_What you have to do_. Each record is to be transcribed exactly.

_Excerpted records_.
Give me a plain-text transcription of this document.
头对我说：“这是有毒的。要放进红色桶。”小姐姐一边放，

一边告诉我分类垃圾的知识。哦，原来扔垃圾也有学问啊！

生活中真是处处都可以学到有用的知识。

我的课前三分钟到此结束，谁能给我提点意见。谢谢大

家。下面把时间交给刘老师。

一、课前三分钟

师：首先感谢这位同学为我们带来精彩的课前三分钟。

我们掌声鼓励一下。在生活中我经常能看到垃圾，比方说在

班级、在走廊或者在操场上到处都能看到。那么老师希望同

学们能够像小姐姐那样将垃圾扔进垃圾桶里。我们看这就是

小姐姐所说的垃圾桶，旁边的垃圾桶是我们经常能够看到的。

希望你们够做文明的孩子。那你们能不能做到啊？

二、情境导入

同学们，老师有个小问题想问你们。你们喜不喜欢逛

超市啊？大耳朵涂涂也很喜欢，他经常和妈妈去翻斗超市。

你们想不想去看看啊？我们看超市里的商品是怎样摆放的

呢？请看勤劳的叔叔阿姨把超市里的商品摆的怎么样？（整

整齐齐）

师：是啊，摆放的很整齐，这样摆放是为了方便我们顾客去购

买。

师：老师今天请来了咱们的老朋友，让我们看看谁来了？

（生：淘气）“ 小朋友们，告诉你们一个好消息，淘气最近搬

_Answer to this problem_.
Give me a plain-text transcription of this document.
头对我说：“这是有毒的。要放进红色桶。”小姐姐一边放，

一边告诉我分类垃圾的知识。哦，原来扔垃圾也有学问啊！

生活中真是处处都可以学到有用的知识。

我的课前三分钟到此结束，谁能给我提点意见。谢谢大

家。下面把时间交给刘老师。

一、课前三分钟

师：首先感谢这位同学为我们带来精彩的课前三分钟。

我们掌声鼓励一下。在生活中我经常能看到垃圾，比方说在

班级、在走廊或者在操场上到处都能看到。那么老师希望同

学们能够像小姐姐那样将垃圾扔进垃圾桶里。我们看这就是

小姐姐所说的垃圾桶，旁边的垃圾桶是我们经常能够看到的。

希望你们够做文明的孩子。那你们能不能做到啊？

二、情境导入

同学们，老师有个小问题想问你们。你们喜不喜欢逛

超市啊？大耳朵涂涂也很喜欢，他经常和妈妈去翻斗超市。

你们想不想去看看啊？我们看超市里的商品是怎样摆放的

呢？请看勤劳的叔叔阿姨把超市里的商品摆的怎么样？（整

整齐齐）

师：是啊，摆放的很整齐，这样摆放是为了方便我们顾客去购

买。

师：老师今天请来了咱们的老朋友，让我们看看谁来了？

（生：淘气）“ 小朋友们，告诉你们一个好消息，淘气最近搬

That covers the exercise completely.